● WHAT THE TASK ASKS:
Reply with nothing except the number of lines that contain the word "casi".

[Begin RAW DATA]

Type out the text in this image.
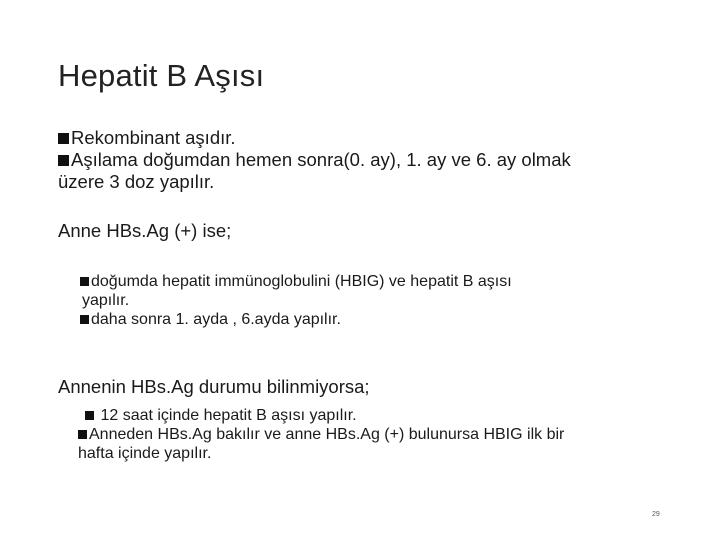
Hepatit B Aşısı
Rekombinant aşıdır.
Aşılama doğumdan hemen sonra(0. ay), 1. ay ve 6. ay olmak
üzere 3 doz yapılır.
Anne HBs.Ag (+) ise;
doğumda hepatit immünoglobulini (HBIG) ve hepatit B aşısı
yapılır.
daha sonra 1. ayda , 6.ayda yapılır.
Annenin HBs.Ag durumu bilinmiyorsa;
12 saat içinde hepatit B aşısı yapılır.
Anneden HBs.Ag bakılır ve anne HBs.Ag (+) bulunursa HBIG ilk bir
hafta içinde yapılır.
29
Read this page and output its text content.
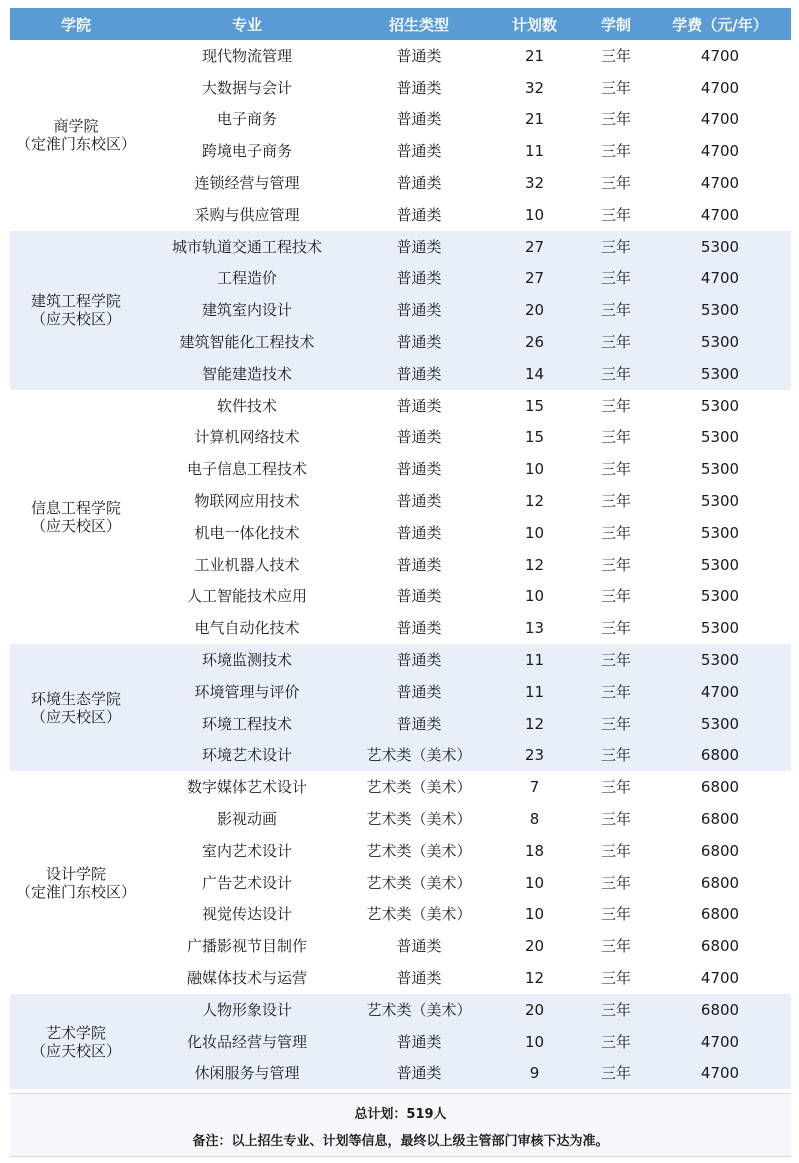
学院	专业	招生类型	计划数	学制	学费（元/年）

商学院
（定淮门东校区）	现代物流管理	普通类	21	三年	4700
	大数据与会计	普通类	32	三年	4700
	电子商务	普通类	21	三年	4700
	跨境电子商务	普通类	11	三年	4700
	连锁经营与管理	普通类	32	三年	4700
	采购与供应管理	普通类	10	三年	4700

建筑工程学院
（应天校区）	城市轨道交通工程技术	普通类	27	三年	5300
	工程造价	普通类	27	三年	4700
	建筑室内设计	普通类	20	三年	5300
	建筑智能化工程技术	普通类	26	三年	5300
	智能建造技术	普通类	14	三年	5300

信息工程学院
（应天校区）	软件技术	普通类	15	三年	5300
	计算机网络技术	普通类	15	三年	5300
	电子信息工程技术	普通类	10	三年	5300
	物联网应用技术	普通类	12	三年	5300
	机电一体化技术	普通类	10	三年	5300
	工业机器人技术	普通类	12	三年	5300
	人工智能技术应用	普通类	10	三年	5300
	电气自动化技术	普通类	13	三年	5300

环境生态学院
（应天校区）	环境监测技术	普通类	11	三年	5300
	环境管理与评价	普通类	11	三年	4700
	环境工程技术	普通类	12	三年	5300
	环境艺术设计	艺术类（美术）	23	三年	6800

设计学院
（定淮门东校区）	数字媒体艺术设计	艺术类（美术）	7	三年	6800
	影视动画	艺术类（美术）	8	三年	6800
	室内艺术设计	艺术类（美术）	18	三年	6800
	广告艺术设计	艺术类（美术）	10	三年	6800
	视觉传达设计	艺术类（美术）	10	三年	6800
	广播影视节目制作	普通类	20	三年	6800
	融媒体技术与运营	普通类	12	三年	4700

艺术学院
（应天校区）	人物形象设计	艺术类（美术）	20	三年	6800
	化妆品经营与管理	普通类	10	三年	4700
	休闲服务与管理	普通类	9	三年	4700
总计划：519人
备注：以上招生专业、计划等信息，最终以上级主管部门审核下达为准。
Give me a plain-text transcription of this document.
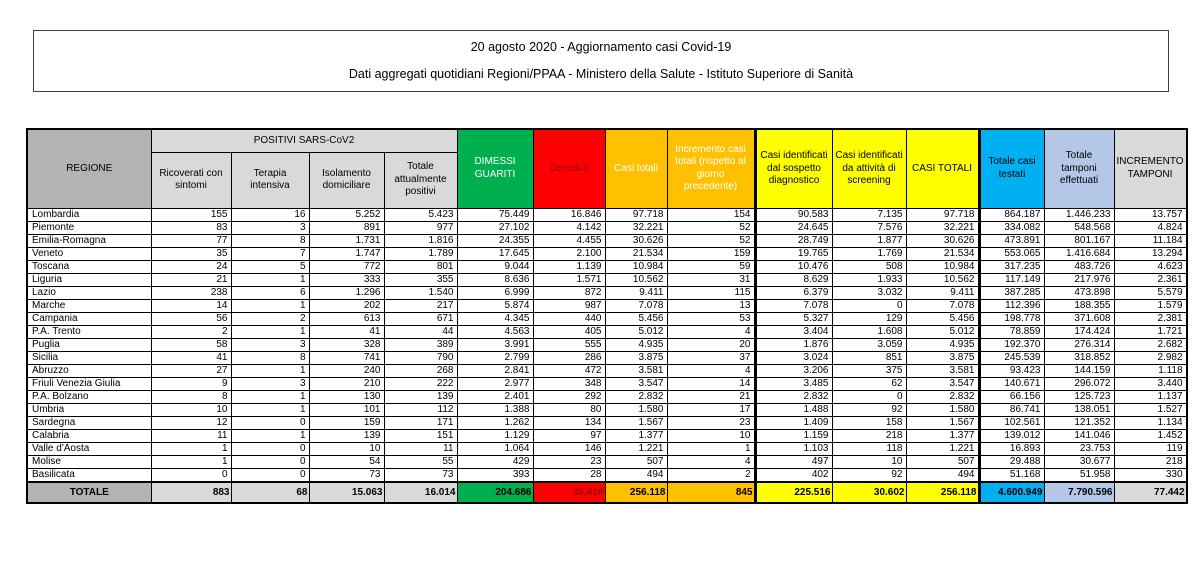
20 agosto 2020 - Aggiornamento casi Covid-19
Dati aggregati quotidiani Regioni/PPAA - Ministero della Salute - Istituto Superiore di Sanità
REGIONE	POSITIVI SARS-CoV2				DIMESSI GUARITI	Deceduti	Casi totali	Incremento casi totali (rispetto al giorno precedente)	Casi identificati dal sospetto diagnostico	Casi identificati da attività di screening	CASI TOTALI	Totale casi testati	Totale tamponi effettuati	INCREMENTO TAMPONI
	Ricoverati con sintomi	Terapia intensiva	Isolamento domiciliare	Totale attualmente positivi										
Lombardia	155	16	5.252	5.423	75.449	16.846	97.718	154	90.583	7.135	97.718	864.187	1.446.233	13.757
Piemonte	83	3	891	977	27.102	4.142	32.221	52	24.645	7.576	32.221	334.082	548.568	4.824
Emilia-Romagna	77	8	1.731	1.816	24.355	4.455	30.626	52	28.749	1.877	30.626	473.891	801.167	11.184
Veneto	35	7	1.747	1.789	17.645	2.100	21.534	159	19.765	1.769	21.534	553.065	1.416.684	13.294
Toscana	24	5	772	801	9.044	1.139	10.984	59	10.476	508	10.984	317.235	483.726	4.623
Liguria	21	1	333	355	8.636	1.571	10.562	31	8.629	1.933	10.562	117.149	217.976	2.361
Lazio	238	6	1.296	1.540	6.999	872	9.411	115	6.379	3.032	9.411	387.285	473.898	5.579
Marche	14	1	202	217	5.874	987	7.078	13	7.078	0	7.078	112.396	188.355	1.579
Campania	56	2	613	671	4.345	440	5.456	53	5.327	129	5.456	198.778	371.608	2.381
P.A. Trento	2	1	41	44	4.563	405	5.012	4	3.404	1.608	5.012	78.859	174.424	1.721
Puglia	58	3	328	389	3.991	555	4.935	20	1.876	3.059	4.935	192.370	276.314	2.682
Sicilia	41	8	741	790	2.799	286	3.875	37	3.024	851	3.875	245.539	318.852	2.982
Abruzzo	27	1	240	268	2.841	472	3.581	4	3.206	375	3.581	93.423	144.159	1.118
Friuli Venezia Giulia	9	3	210	222	2.977	348	3.547	14	3.485	62	3.547	140.671	296.072	3.440
P.A. Bolzano	8	1	130	139	2.401	292	2.832	21	2.832	0	2.832	66.156	125.723	1.137
Umbria	10	1	101	112	1.388	80	1.580	17	1.488	92	1.580	86.741	138.051	1.527
Sardegna	12	0	159	171	1.262	134	1.567	23	1.409	158	1.567	102.561	121.352	1.134
Calabria	11	1	139	151	1.129	97	1.377	10	1.159	218	1.377	139.012	141.046	1.452
Valle d'Aosta	1	0	10	11	1.064	146	1.221	1	1.103	118	1.221	16.893	23.753	119
Molise	1	0	54	55	429	23	507	4	497	10	507	29.488	30.677	218
Basilicata	0	0	73	73	393	28	494	2	402	92	494	51.168	51.958	330
TOTALE	883	68	15.063	16.014	204.686	35.418	256.118	845	225.516	30.602	256.118	4.600.949	7.790.596	77.442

[End RAW DATA]

● TASK SOLUTION:
2